Data entries |

★ ★ ★

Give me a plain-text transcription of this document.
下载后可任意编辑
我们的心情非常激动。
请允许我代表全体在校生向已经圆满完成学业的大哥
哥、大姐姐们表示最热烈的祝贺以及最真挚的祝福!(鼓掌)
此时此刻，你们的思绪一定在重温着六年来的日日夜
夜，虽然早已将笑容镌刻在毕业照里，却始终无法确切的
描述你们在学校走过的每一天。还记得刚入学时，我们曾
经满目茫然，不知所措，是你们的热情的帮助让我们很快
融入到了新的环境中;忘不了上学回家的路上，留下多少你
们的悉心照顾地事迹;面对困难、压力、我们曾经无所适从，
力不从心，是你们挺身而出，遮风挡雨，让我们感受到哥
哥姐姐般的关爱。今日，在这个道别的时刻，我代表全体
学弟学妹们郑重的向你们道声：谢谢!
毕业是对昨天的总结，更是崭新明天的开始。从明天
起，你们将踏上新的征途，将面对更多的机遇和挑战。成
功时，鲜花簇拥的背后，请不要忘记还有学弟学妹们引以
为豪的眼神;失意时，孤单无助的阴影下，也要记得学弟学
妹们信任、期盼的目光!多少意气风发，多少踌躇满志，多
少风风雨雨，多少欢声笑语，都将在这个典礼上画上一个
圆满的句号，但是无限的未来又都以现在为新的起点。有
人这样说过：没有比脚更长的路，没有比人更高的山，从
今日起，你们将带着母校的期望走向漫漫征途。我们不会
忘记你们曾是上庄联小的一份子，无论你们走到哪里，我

★ ★ ★

EXERCISE TASK | Reproduce the material precisely, including every line.

RESPONSE BELOW |
Give me a plain-text transcription of this document.
下载后可任意编辑
我们的心情非常激动。
请允许我代表全体在校生向已经圆满完成学业的大哥
哥、大姐姐们表示最热烈的祝贺以及最真挚的祝福!(鼓掌)
此时此刻，你们的思绪一定在重温着六年来的日日夜
夜，虽然早已将笑容镌刻在毕业照里，却始终无法确切的
描述你们在学校走过的每一天。还记得刚入学时，我们曾
经满目茫然，不知所措，是你们的热情的帮助让我们很快
融入到了新的环境中;忘不了上学回家的路上，留下多少你
们的悉心照顾地事迹;面对困难、压力、我们曾经无所适从，
力不从心，是你们挺身而出，遮风挡雨，让我们感受到哥
哥姐姐般的关爱。今日，在这个道别的时刻，我代表全体
学弟学妹们郑重的向你们道声：谢谢!
毕业是对昨天的总结，更是崭新明天的开始。从明天
起，你们将踏上新的征途，将面对更多的机遇和挑战。成
功时，鲜花簇拥的背后，请不要忘记还有学弟学妹们引以
为豪的眼神;失意时，孤单无助的阴影下，也要记得学弟学
妹们信任、期盼的目光!多少意气风发，多少踌躇满志，多
少风风雨雨，多少欢声笑语，都将在这个典礼上画上一个
圆满的句号，但是无限的未来又都以现在为新的起点。有
人这样说过：没有比脚更长的路，没有比人更高的山，从
今日起，你们将带着母校的期望走向漫漫征途。我们不会
忘记你们曾是上庄联小的一份子，无论你们走到哪里，我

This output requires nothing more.